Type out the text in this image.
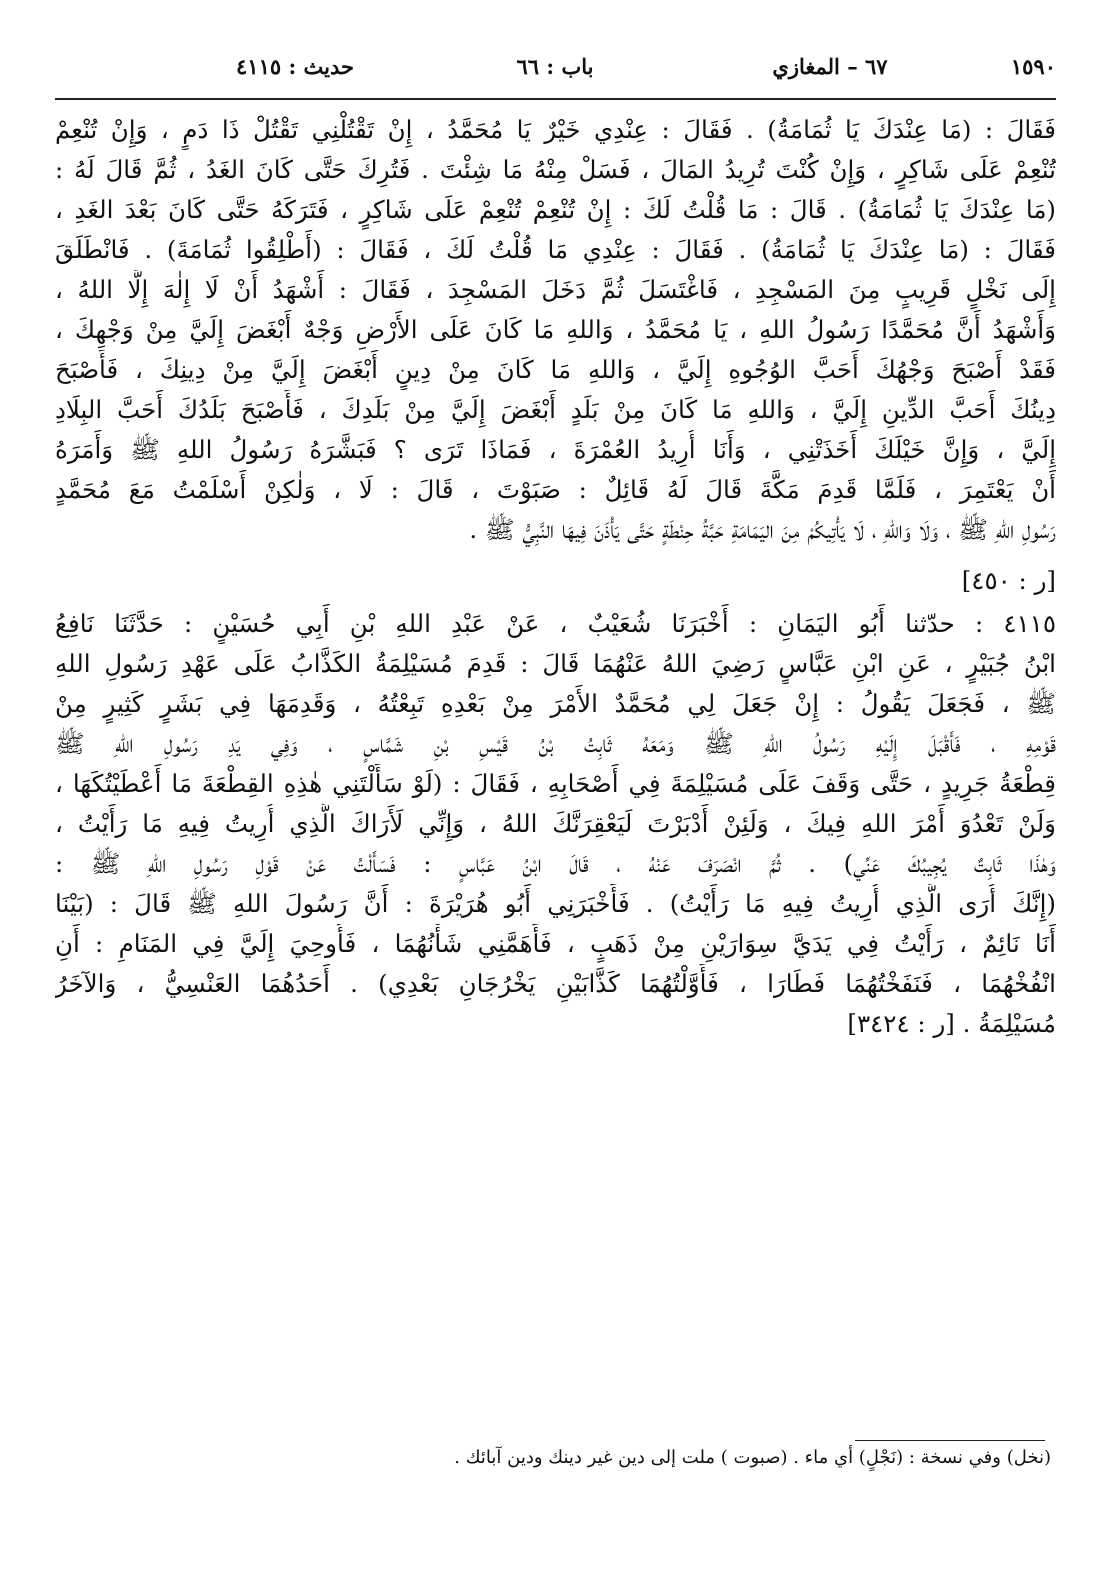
١٥٩٠
٦٧ – المغازي
باب : ٦٦
حديث : ٤١١٥
فَقَالَ : (مَا عِنْدَكَ يَا ثُمَامَةُ) . فَقَالَ : عِنْدِي خَيْرٌ يَا مُحَمَّدُ ، إِنْ تَقْتُلْنِي تَقْتُلْ ذَا دَمٍ ، وَإِنْ تُنْعِمْ
تُنْعِمْ عَلَى شَاكِرٍ ، وَإِنْ كُنْتَ تُرِيدُ المَالَ ، فَسَلْ مِنْهُ مَا شِئْتَ . فَتُرِكَ حَتَّى كَانَ الغَدُ ، ثُمَّ قَالَ لَهُ :
(مَا عِنْدَكَ يَا ثُمَامَةُ) . قَالَ : مَا قُلْتُ لَكَ : إِنْ تُنْعِمْ تُنْعِمْ عَلَى شَاكِرٍ ، فَتَرَكَهُ حَتَّى كَانَ بَعْدَ الغَدِ ،
فَقَالَ : (مَا عِنْدَكَ يَا ثُمَامَةُ) . فَقَالَ : عِنْدِي مَا قُلْتُ لَكَ ، فَقَالَ : (أَطْلِقُوا ثُمَامَةَ) . فَانْطَلَقَ
إِلَى نَخْلٍ قَرِيبٍ مِنَ المَسْجِدِ ، فَاغْتَسَلَ ثُمَّ دَخَلَ المَسْجِدَ ، فَقَالَ : أَشْهَدُ أَنْ لَا إِلٰهَ إِلَّا اللهُ ،
وَأَشْهَدُ أَنَّ مُحَمَّدًا رَسُولُ اللهِ ، يَا مُحَمَّدُ ، وَاللهِ مَا كَانَ عَلَى الأَرْضِ وَجْهٌ أَبْغَضَ إِلَيَّ مِنْ وَجْهِكَ ،
فَقَدْ أَصْبَحَ وَجْهُكَ أَحَبَّ الوُجُوهِ إِلَيَّ ، وَاللهِ مَا كَانَ مِنْ دِينٍ أَبْغَضَ إِلَيَّ مِنْ دِينِكَ ، فَأَصْبَحَ
دِينُكَ أَحَبَّ الدِّينِ إِلَيَّ ، وَاللهِ مَا كَانَ مِنْ بَلَدٍ أَبْغَضَ إِلَيَّ مِنْ بَلَدِكَ ، فَأَصْبَحَ بَلَدُكَ أَحَبَّ البِلَادِ
إِلَيَّ ، وَإِنَّ خَيْلَكَ أَخَذَتْنِي ، وَأَنَا أُرِيدُ العُمْرَةَ ، فَمَاذَا تَرَى ؟ فَبَشَّرَهُ رَسُولُ اللهِ ﷺ وَأَمَرَهُ
أَنْ يَعْتَمِرَ ، فَلَمَّا قَدِمَ مَكَّةَ قَالَ لَهُ قَائِلٌ : صَبَوْتَ ، قَالَ : لَا ، وَلٰكِنْ أَسْلَمْتُ مَعَ مُحَمَّدٍ
رَسُولِ اللهِ ﷺ ، وَلَا وَاللهِ ، لَا يَأْتِيكُمْ مِنَ اليَمَامَةِ حَبَّةُ حِنْطَةٍ حَتَّى يَأْذَنَ فِيهَا النَّبِيُّ ﷺ .
[ر : ٤٥٠]
٤١١٥ : حدّثنا أَبُو اليَمَانِ : أَخْبَرَنَا شُعَيْبٌ ، عَنْ عَبْدِ اللهِ بْنِ أَبِي حُسَيْنٍ : حَدَّثَنَا نَافِعُ
ابْنُ جُبَيْرٍ ، عَنِ ابْنِ عَبَّاسٍ رَضِيَ اللهُ عَنْهُمَا قَالَ : قَدِمَ مُسَيْلِمَةُ الكَذَّابُ عَلَى عَهْدِ رَسُولِ اللهِ
ﷺ ، فَجَعَلَ يَقُولُ : إِنْ جَعَلَ لِي مُحَمَّدٌ الأَمْرَ مِنْ بَعْدِهِ تَبِعْتُهُ ، وَقَدِمَهَا فِي بَشَرٍ كَثِيرٍ مِنْ
قَوْمِهِ ، فَأَقْبَلَ إِلَيْهِ رَسُولُ اللهِ ﷺ وَمَعَهُ ثَابِتُ بْنُ قَيْسِ بْنِ شَمَّاسٍ ، وَفِي يَدِ رَسُولِ اللهِ ﷺ
قِطْعَةُ جَرِيدٍ ، حَتَّى وَقَفَ عَلَى مُسَيْلِمَةَ فِي أَصْحَابِهِ ، فَقَالَ : (لَوْ سَأَلْتَنِي هٰذِهِ القِطْعَةَ مَا أَعْطَيْتُكَهَا ،
وَلَنْ تَعْدُوَ أَمْرَ اللهِ فِيكَ ، وَلَئِنْ أَدْبَرْتَ لَيَعْقِرَنَّكَ اللهُ ، وَإِنِّي لَأَرَاكَ الَّذِي أُرِيتُ فِيهِ مَا رَأَيْتُ ،
وَهٰذَا ثَابِتٌ يُجِيبُكَ عَنِّي) . ثُمَّ انْصَرَفَ عَنْهُ ، قَالَ ابْنُ عَبَّاسٍ : فَسَأَلْتُ عَنْ قَوْلِ رَسُولِ اللهِ ﷺ :
(إِنَّكَ أُرَى الَّذِي أُرِيتُ فِيهِ مَا رَأَيْتُ) . فَأَخْبَرَنِي أَبُو هُرَيْرَةَ : أَنَّ رَسُولَ اللهِ ﷺ قَالَ : (بَيْنَا
أَنَا نَائِمٌ ، رَأَيْتُ فِي يَدَيَّ سِوَارَيْنِ مِنْ ذَهَبٍ ، فَأَهَمَّنِي شَأْنُهُمَا ، فَأُوحِيَ إِلَيَّ فِي المَنَامِ : أَنِ
انْفُخْهُمَا ، فَنَفَخْتُهُمَا فَطَارَا ، فَأَوَّلْتُهُمَا كَذَّابَيْنِ يَخْرُجَانِ بَعْدِي) . أَحَدُهُمَا العَنْسِيُّ ، وَالآخَرُ
مُسَيْلِمَةُ . [ر : ٣٤٢٤]
(نخل) وفي نسخة : (نَجْلٍ) أي ماء . (صبوت ) ملت إلى دين غير دينك ودين آبائك .
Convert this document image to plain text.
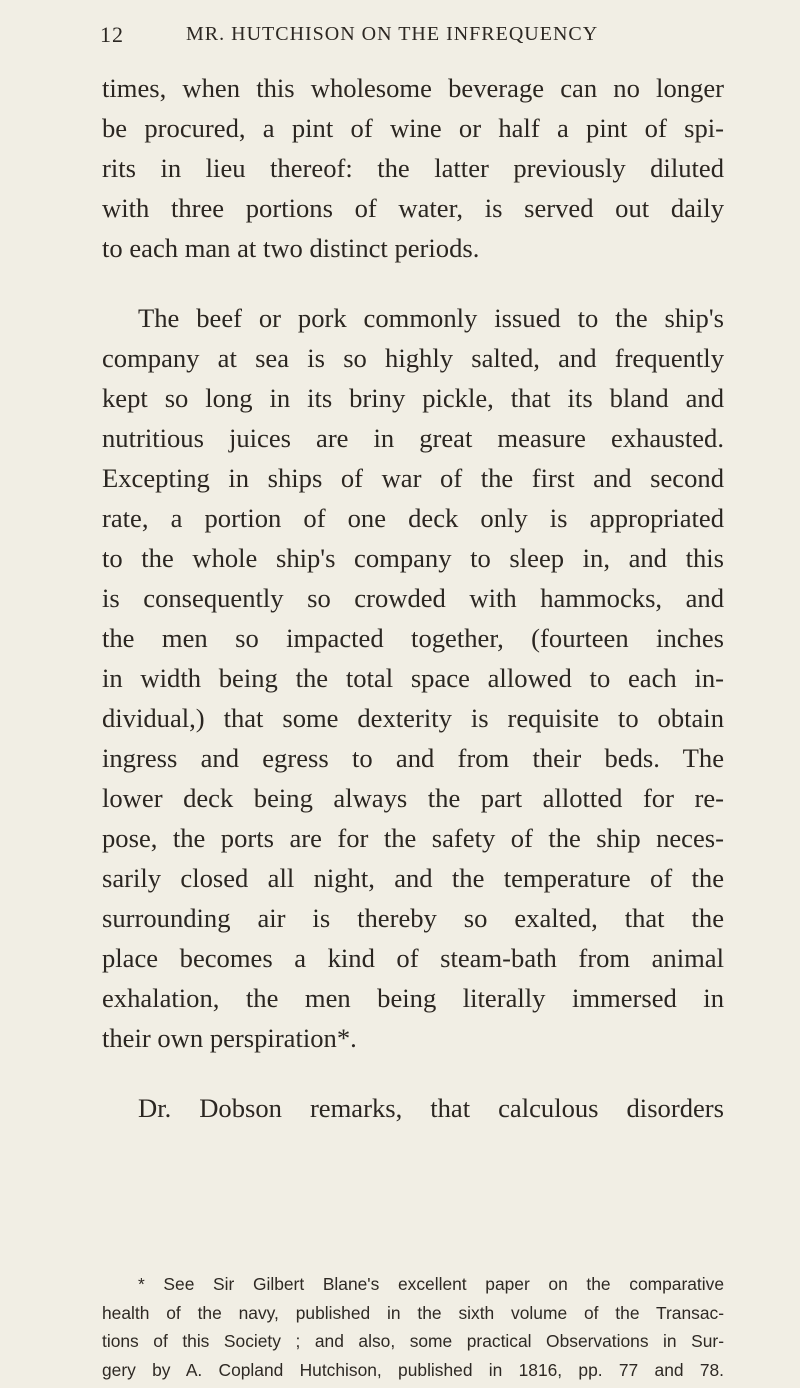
12	MR. HUTCHISON ON THE INFREQUENCY
times, when this wholesome beverage can no longer
be procured, a pint of wine or half a pint of spi-
rits in lieu thereof: the latter previously diluted
with three portions of water, is served out daily
to each man at two distinct periods.
The beef or pork commonly issued to the ship's
company at sea is so highly salted, and frequently
kept so long in its briny pickle, that its bland and
nutritious juices are in great measure exhausted.
Excepting in ships of war of the first and second
rate, a portion of one deck only is appropriated
to the whole ship's company to sleep in, and this
is consequently so crowded with hammocks, and
the men so impacted together, (fourteen inches
in width being the total space allowed to each in-
dividual,) that some dexterity is requisite to obtain
ingress and egress to and from their beds. The
lower deck being always the part allotted for re-
pose, the ports are for the safety of the ship neces-
sarily closed all night, and the temperature of the
surrounding air is thereby so exalted, that the
place becomes a kind of steam-bath from animal
exhalation, the men being literally immersed in
their own perspiration*.
Dr. Dobson remarks, that calculous disorders
* See Sir Gilbert Blane's excellent paper on the comparative
health of the navy, published in the sixth volume of the Transac-
tions of this Society ; and also, some practical Observations in Sur-
gery by A. Copland Hutchison, published in 1816, pp. 77 and 78.
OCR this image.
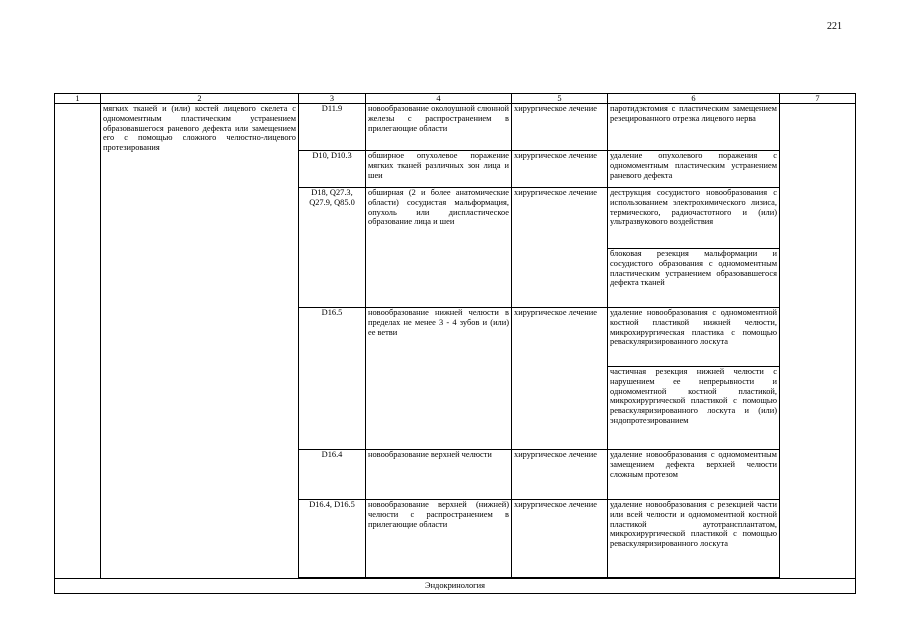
221
1	2	3	4	5	6	7
	мягких тканей и (или) костей лицевого скелета с одномоментным пластическим устранением образовавшегося раневого дефекта или замещением его с помощью сложного челюстно-лицевого протезирования	D11.9	новообразование околоушной слюнной железы с распространением в прилегающие области	хирургическое лечение	паротидэктомия с пластическим замещением резецированного отрезка лицевого нерва	
		D10, D10.3	обширное опухолевое поражение мягких тканей различных зон лица и шеи	хирургическое лечение	удаление опухолевого поражения с одномоментным пластическим устранением раневого дефекта	
		D18, Q27.3, Q27.9, Q85.0	обширная (2 и более анатомические области) сосудистая мальформация, опухоль или диспластическое образование лица и шеи	хирургическое лечение	деструкция сосудистого новообразования с использованием электрохимического лизиса, термического, радиочастотного и (или) ультразвукового воздействия	
					блоковая резекция мальформации и сосудистого образования с одномоментным пластическим устранением образовавшегося дефекта тканей	
		D16.5	новообразование нижней челюсти в пределах не менее 3 - 4 зубов и (или) ее ветви	хирургическое лечение	удаление новообразования с одномоментной костной пластикой нижней челюсти, микрохирургическая пластика с помощью реваскуляризированного лоскута	
					частичная резекция нижней челюсти с нарушением ее непрерывности и одномоментной костной пластикой, микрохирургической пластикой с помощью реваскуляризированного лоскута и (или) эндопротезированием	
		D16.4	новообразование верхней челюсти	хирургическое лечение	удаление новообразования с одномоментным замещением дефекта верхней челюсти сложным протезом	
		D16.4, D16.5	новообразование верхней (нижней) челюсти с распространением в прилегающие области	хирургическое лечение	удаление новообразования с резекцией части или всей челюсти и одномоментной костной пластикой аутотрансплантатом, микрохирургической пластикой с помощью реваскуляризированного лоскута	

Эндокринология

•••••

Aim:
Look through the data and show every line containing "text".

Response to the task:
Type out the text in this image.
Convert this document image to plain text.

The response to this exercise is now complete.